PROBLEM STATEMENT: Without including any pictures, copy each entry below exactly.
[BEGIN]
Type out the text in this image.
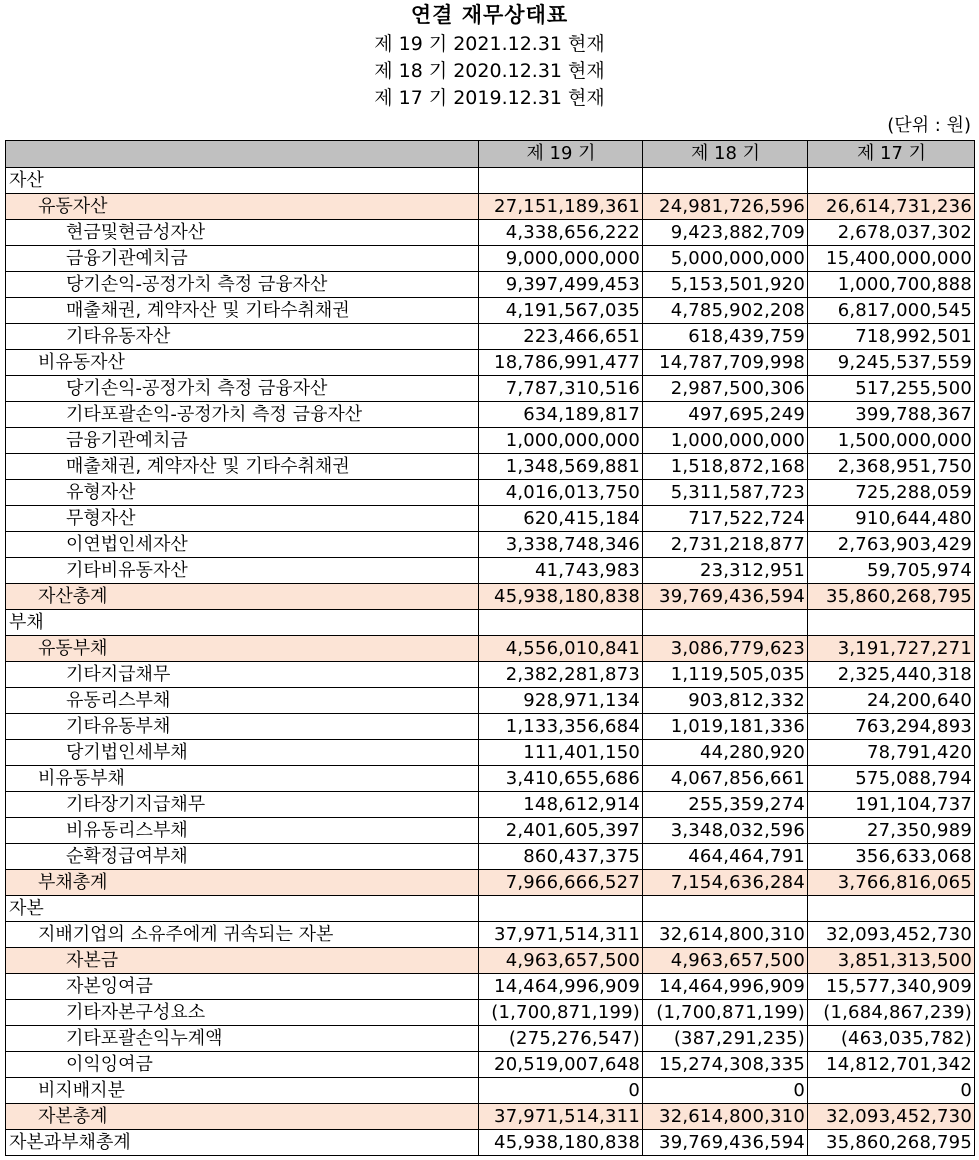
연결 재무상태표
제 19 기 2021.12.31 현재
제 18 기 2020.12.31 현재
제 17 기 2019.12.31 현재
(단위 : 원)
	제 19 기	제 18 기	제 17 기
자산			
유동자산	27,151,189,361	24,981,726,596	26,614,731,236
현금및현금성자산	4,338,656,222	9,423,882,709	2,678,037,302
금융기관예치금	9,000,000,000	5,000,000,000	15,400,000,000
당기손익-공정가치 측정 금융자산	9,397,499,453	5,153,501,920	1,000,700,888
매출채권, 계약자산 및 기타수취채권	4,191,567,035	4,785,902,208	6,817,000,545
기타유동자산	223,466,651	618,439,759	718,992,501
비유동자산	18,786,991,477	14,787,709,998	9,245,537,559
당기손익-공정가치 측정 금융자산	7,787,310,516	2,987,500,306	517,255,500
기타포괄손익-공정가치 측정 금융자산	634,189,817	497,695,249	399,788,367
금융기관예치금	1,000,000,000	1,000,000,000	1,500,000,000
매출채권, 계약자산 및 기타수취채권	1,348,569,881	1,518,872,168	2,368,951,750
유형자산	4,016,013,750	5,311,587,723	725,288,059
무형자산	620,415,184	717,522,724	910,644,480
이연법인세자산	3,338,748,346	2,731,218,877	2,763,903,429
기타비유동자산	41,743,983	23,312,951	59,705,974
자산총계	45,938,180,838	39,769,436,594	35,860,268,795
부채			
유동부채	4,556,010,841	3,086,779,623	3,191,727,271
기타지급채무	2,382,281,873	1,119,505,035	2,325,440,318
유동리스부채	928,971,134	903,812,332	24,200,640
기타유동부채	1,133,356,684	1,019,181,336	763,294,893
당기법인세부채	111,401,150	44,280,920	78,791,420
비유동부채	3,410,655,686	4,067,856,661	575,088,794
기타장기지급채무	148,612,914	255,359,274	191,104,737
비유동리스부채	2,401,605,397	3,348,032,596	27,350,989
순확정급여부채	860,437,375	464,464,791	356,633,068
부채총계	7,966,666,527	7,154,636,284	3,766,816,065
자본			
지배기업의 소유주에게 귀속되는 자본	37,971,514,311	32,614,800,310	32,093,452,730
자본금	4,963,657,500	4,963,657,500	3,851,313,500
자본잉여금	14,464,996,909	14,464,996,909	15,577,340,909
기타자본구성요소	(1,700,871,199)	(1,700,871,199)	(1,684,867,239)
기타포괄손익누계액	(275,276,547)	(387,291,235)	(463,035,782)
이익잉여금	20,519,007,648	15,274,308,335	14,812,701,342
비지배지분	0	0	0
자본총계	37,971,514,311	32,614,800,310	32,093,452,730
자본과부채총계	45,938,180,838	39,769,436,594	35,860,268,795
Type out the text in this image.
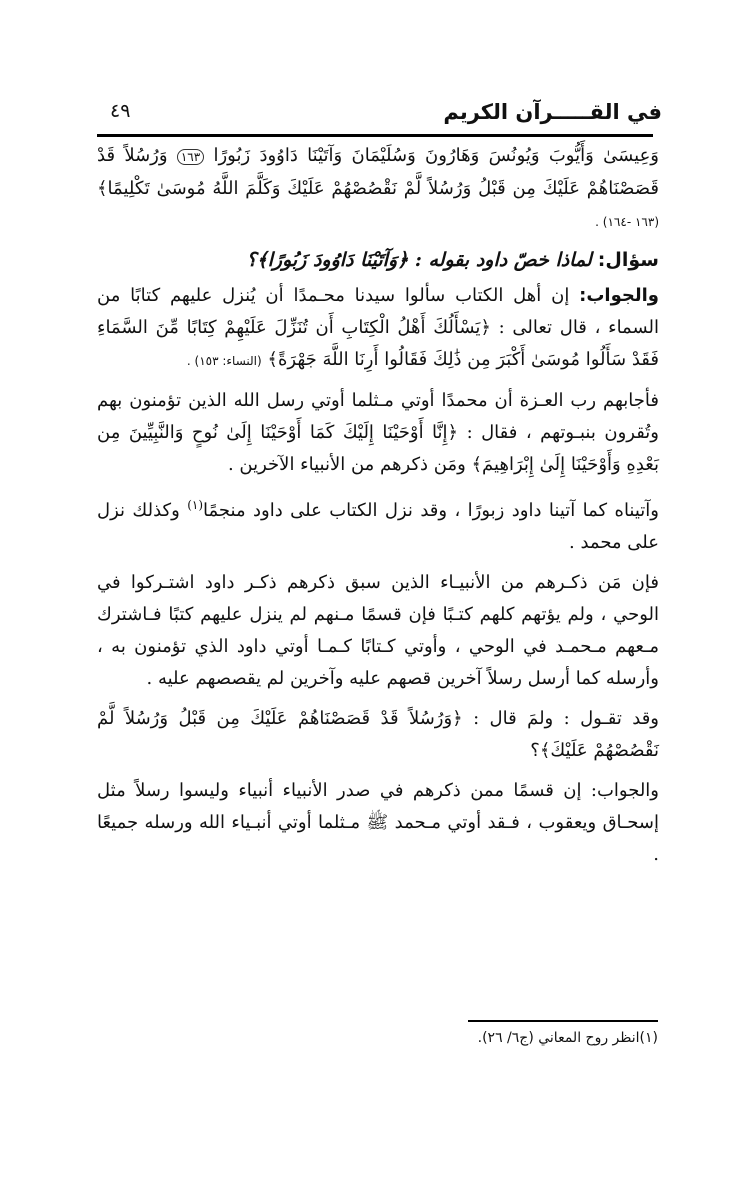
في القـــــرآن الكريم
٤٩

وَعِيسَىٰ وَأَيُّوبَ وَيُونُسَ وَهَارُونَ وَسُلَيْمَانَ وَآتَيْنَا دَاوُودَ زَبُورًا ١٦٣ وَرُسُلاً قَدْ قَصَصْنَاهُمْ عَلَيْكَ مِن قَبْلُ وَرُسُلاً لَّمْ نَقْصُصْهُمْ عَلَيْكَ وَكَلَّمَ اللَّهُ مُوسَىٰ تَكْلِيمًا﴾ (١٦٣ -١٦٤) .

سؤال: لماذا خصّ داود بقوله : ﴿وَآتَيْنَا دَاوُودَ زَبُورًا﴾؟

والجواب: إن أهل الكتاب سألوا سيدنا محـمدًا أن يُنزل عليهم كتابًا من السماء ، قال تعالى : ﴿يَسْأَلُكَ أَهْلُ الْكِتَابِ أَن تُنَزِّلَ عَلَيْهِمْ كِتَابًا مِّنَ السَّمَاءِ فَقَدْ سَأَلُوا مُوسَىٰ أَكْبَرَ مِن ذَٰلِكَ فَقَالُوا أَرِنَا اللَّهَ جَهْرَةً﴾ (النساء: ١٥٣) .

فأجابهم رب العـزة أن محمدًا أوتي مـثلما أوتي رسل الله الذين تؤمنون بهم وتُقرون بنبـوتهم ، فقال : ﴿إِنَّا أَوْحَيْنَا إِلَيْكَ كَمَا أَوْحَيْنَا إِلَىٰ نُوحٍ وَالنَّبِيِّينَ مِن بَعْدِهِ وَأَوْحَيْنَا إِلَىٰ إِبْرَاهِيمَ﴾ ومَن ذكرهم من الأنبياء الآخرين .

وآتيناه كما آتينا داود زبورًا ، وقد نزل الكتاب على داود منجمًا$^{(١)}$ وكذلك نزل على محمد .

فإن مَن ذكـرهم من الأنبيـاء الذين سبق ذكرهم ذكـر داود اشتـركوا في الوحي ، ولم يؤتهم كلهم كتـبًا فإن قسمًا مـنهم لم ينزل عليهم كتبًا فـاشترك مـعهم مـحمـد في الوحي ، وأوتي كـتابًا كـمـا أوتي داود الذي تؤمنون به ، وأرسله كما أرسل رسلاً آخرين قصهم عليه وآخرين لم يقصصهم عليه .

وقد تقـول : ولمَ قال : ﴿وَرُسُلاً قَدْ قَصَصْنَاهُمْ عَلَيْكَ مِن قَبْلُ وَرُسُلاً لَّمْ نَقْصُصْهُمْ عَلَيْكَ﴾؟

والجواب: إن قسمًا ممن ذكرهم في صدر الأنبياء أنبياء وليسوا رسلاً مثل إسحـاق ويعقوب ، فـقد أوتي مـحمد ﷺ مـثلما أوتي أنبـياء الله ورسله جميعًا .

(١)انظر روح المعاني (ج٦/ ٢٦).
[END]
SOLUTION TO THIS TASK:
Type out the text in this image.
연결 재무상태표
제 19 기 2021.12.31 현재
제 18 기 2020.12.31 현재
제 17 기 2019.12.31 현재
(단위 : 원)
	제 19 기	제 18 기	제 17 기
자산			
유동자산	27,151,189,361	24,981,726,596	26,614,731,236
현금및현금성자산	4,338,656,222	9,423,882,709	2,678,037,302
금융기관예치금	9,000,000,000	5,000,000,000	15,400,000,000
당기손익-공정가치 측정 금융자산	9,397,499,453	5,153,501,920	1,000,700,888
매출채권, 계약자산 및 기타수취채권	4,191,567,035	4,785,902,208	6,817,000,545
기타유동자산	223,466,651	618,439,759	718,992,501
비유동자산	18,786,991,477	14,787,709,998	9,245,537,559
당기손익-공정가치 측정 금융자산	7,787,310,516	2,987,500,306	517,255,500
기타포괄손익-공정가치 측정 금융자산	634,189,817	497,695,249	399,788,367
금융기관예치금	1,000,000,000	1,000,000,000	1,500,000,000
매출채권, 계약자산 및 기타수취채권	1,348,569,881	1,518,872,168	2,368,951,750
유형자산	4,016,013,750	5,311,587,723	725,288,059
무형자산	620,415,184	717,522,724	910,644,480
이연법인세자산	3,338,748,346	2,731,218,877	2,763,903,429
기타비유동자산	41,743,983	23,312,951	59,705,974
자산총계	45,938,180,838	39,769,436,594	35,860,268,795
부채			
유동부채	4,556,010,841	3,086,779,623	3,191,727,271
기타지급채무	2,382,281,873	1,119,505,035	2,325,440,318
유동리스부채	928,971,134	903,812,332	24,200,640
기타유동부채	1,133,356,684	1,019,181,336	763,294,893
당기법인세부채	111,401,150	44,280,920	78,791,420
비유동부채	3,410,655,686	4,067,856,661	575,088,794
기타장기지급채무	148,612,914	255,359,274	191,104,737
비유동리스부채	2,401,605,397	3,348,032,596	27,350,989
순확정급여부채	860,437,375	464,464,791	356,633,068
부채총계	7,966,666,527	7,154,636,284	3,766,816,065
자본			
지배기업의 소유주에게 귀속되는 자본	37,971,514,311	32,614,800,310	32,093,452,730
자본금	4,963,657,500	4,963,657,500	3,851,313,500
자본잉여금	14,464,996,909	14,464,996,909	15,577,340,909
기타자본구성요소	(1,700,871,199)	(1,700,871,199)	(1,684,867,239)
기타포괄손익누계액	(275,276,547)	(387,291,235)	(463,035,782)
이익잉여금	20,519,007,648	15,274,308,335	14,812,701,342
비지배지분	0	0	0
자본총계	37,971,514,311	32,614,800,310	32,093,452,730
자본과부채총계	45,938,180,838	39,769,436,594	35,860,268,795
Type out the text in this image.
في القـــــرآن الكريم
٤٩

وَعِيسَىٰ وَأَيُّوبَ وَيُونُسَ وَهَارُونَ وَسُلَيْمَانَ وَآتَيْنَا دَاوُودَ زَبُورًا ١٦٣ وَرُسُلاً قَدْ قَصَصْنَاهُمْ عَلَيْكَ مِن قَبْلُ وَرُسُلاً لَّمْ نَقْصُصْهُمْ عَلَيْكَ وَكَلَّمَ اللَّهُ مُوسَىٰ تَكْلِيمًا﴾ (١٦٣ -١٦٤) .

سؤال: لماذا خصّ داود بقوله : ﴿وَآتَيْنَا دَاوُودَ زَبُورًا﴾؟

والجواب: إن أهل الكتاب سألوا سيدنا محـمدًا أن يُنزل عليهم كتابًا من السماء ، قال تعالى : ﴿يَسْأَلُكَ أَهْلُ الْكِتَابِ أَن تُنَزِّلَ عَلَيْهِمْ كِتَابًا مِّنَ السَّمَاءِ فَقَدْ سَأَلُوا مُوسَىٰ أَكْبَرَ مِن ذَٰلِكَ فَقَالُوا أَرِنَا اللَّهَ جَهْرَةً﴾ (النساء: ١٥٣) .

فأجابهم رب العـزة أن محمدًا أوتي مـثلما أوتي رسل الله الذين تؤمنون بهم وتُقرون بنبـوتهم ، فقال : ﴿إِنَّا أَوْحَيْنَا إِلَيْكَ كَمَا أَوْحَيْنَا إِلَىٰ نُوحٍ وَالنَّبِيِّينَ مِن بَعْدِهِ وَأَوْحَيْنَا إِلَىٰ إِبْرَاهِيمَ﴾ ومَن ذكرهم من الأنبياء الآخرين .

وآتيناه كما آتينا داود زبورًا ، وقد نزل الكتاب على داود منجمًا$^{(١)}$ وكذلك نزل على محمد .

فإن مَن ذكـرهم من الأنبيـاء الذين سبق ذكرهم ذكـر داود اشتـركوا في الوحي ، ولم يؤتهم كلهم كتـبًا فإن قسمًا مـنهم لم ينزل عليهم كتبًا فـاشترك مـعهم مـحمـد في الوحي ، وأوتي كـتابًا كـمـا أوتي داود الذي تؤمنون به ، وأرسله كما أرسل رسلاً آخرين قصهم عليه وآخرين لم يقصصهم عليه .

وقد تقـول : ولمَ قال : ﴿وَرُسُلاً قَدْ قَصَصْنَاهُمْ عَلَيْكَ مِن قَبْلُ وَرُسُلاً لَّمْ نَقْصُصْهُمْ عَلَيْكَ﴾؟

والجواب: إن قسمًا ممن ذكرهم في صدر الأنبياء أنبياء وليسوا رسلاً مثل إسحـاق ويعقوب ، فـقد أوتي مـحمد ﷺ مـثلما أوتي أنبـياء الله ورسله جميعًا .

(١)انظر روح المعاني (ج٦/ ٢٦).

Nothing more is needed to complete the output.